— start Extracted text —

Yes; but at what a cost! What advantage
can there be in controlling a mind which you
have first of all deprived of its natural power?
You might as well talk of the pride of teaching
a man to read with his fingers when you have
put out his eyes.

Much about the same.

This really ought to be looked to. I have
always thought that when you once clap a bad
fellow into jail you ought to treat him in such
a way as to make him feel pretty sharply that
he has done wrong, and that a prison is a place
for him to avoid for the rest of his life; but
he certainly ought not to go out of jail less of
a manmental or physicalthan he was when
he came in. If by judicious discipline I could
improve him in both respects, I should be glad.

My object would be to strengthen and invigorate
his mental energy, by familiarising his mind
to the contemplation of better and nobler things
than had been previously presented to it; and
by storing it with as much wholesome practical
knowledge as for the future should afford him
no excuse for not living by the fruit of his honest
industry.

We have already seen that the cost of the
system, as at present administered, has of late
years monstrously increased. In the year 1851,
the cost of each prisoner's maintenance and
control in Portland prison, was twenty-three
pounds fifteen shillings and threepence; in
1860, it was thirty-five pounds eight shillings
and eightpence. In the other convict prisons
of Portsmouth and Chatham, and in the labour
hulks, the increase has been in the same
proportion. It must be borne in mind, too,
that these sums are exclusive of the expenses
which may be fairly charged to each prisoner
for buildings and repairs, for the charges
incidental to general superintendence, for annual
reports, books, and stationery, and for the
cost of removing convicts from one prison
to another. Add these to the account, and
the gross annual cost of each convict may be
taken at upwards of forty pounds. This
increased expenditure has occurred chiefly in the
victualling, clothing, and gratuities of the
prisoners. In 1852, a convict was victualled in
Portland prison for seven pounds ten shillings;
in 1857, the cost of his victualling was twelve
pounds. In 1859, taking one convict prison
with another, and including the female
prisons, the cost of victualling and clothing a
convict was thirteen pounds sixteen shillings
and fourpence, while the prisoners confined
in county and borough jails, for crimes of
less enormity, were maintained and clothed
during the same year for an average of
seven pounds six shillings and fivepence.
Nor is this the only advantage that the
grave offender of the penal prison possesses
over the minor offender of the borough jail.
In the penal prisons the convicts are entitled to
gratuities varying from fourpence to a shilling a
week, for what is called good conductthat is
to say, for avoiding any irregularity which would
subject them to additional punishmentfor
steady application to the labour assigned to them,
and for the length of time that they may have
been inmates of the prison. Under this system,
convicts, on their return to society, have little
excuse, from any immediate want, for again
taking to criminal habits. In the last year, the
gratuities payable to six hundred and seventy-six
who were discharged from Chatham, averaged
ten pounds fifteen shillings and fivepence a man
in addition to which every one of them was
supplied with an entire new suit of clothes, with
change of under-clothing, and his travelling
expenses paid to his destination. Contrast the
condition of this criminal of the gravest class,
with that of the petty offender who is
maintained in the borough jail on a diet costing
only half that allowed to the convict, and who is
ultimately turned out of the prison walls with
only his own rags upon his back, and as much
money in his pocket as may suffice to afford him
the means of subsistence for a single day.

— end Extracted text —

### Task brief
In the text on convict prisons, condense the paragraph beginning "My object would be" into one shorter sentence that keeps its main points.

— start Available data —

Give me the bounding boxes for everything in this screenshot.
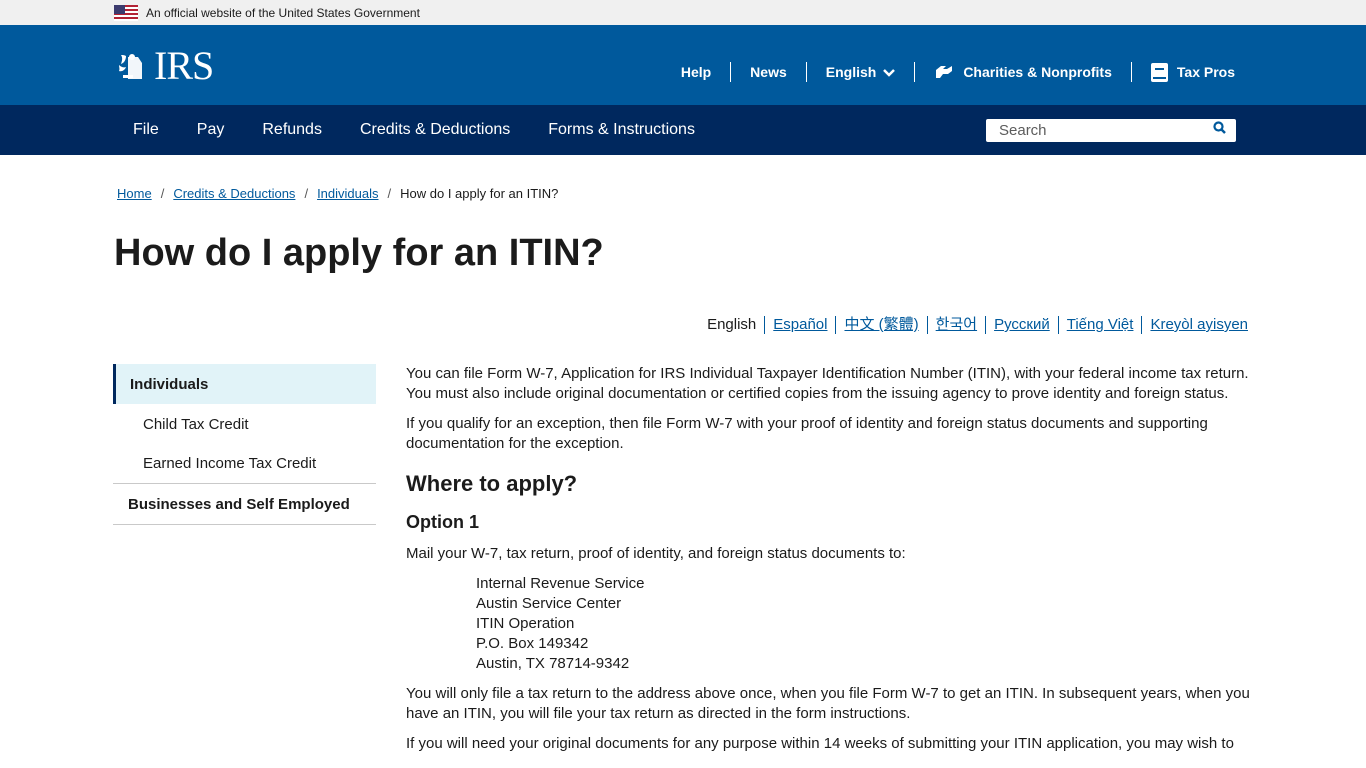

— end Available data —

### Solved exercise
The aim would be to strengthen the prisoner's mental energy by accustoming his mind to better and nobler things than before, and to give him enough practical knowledge that he would have no excuse for not living by honest work.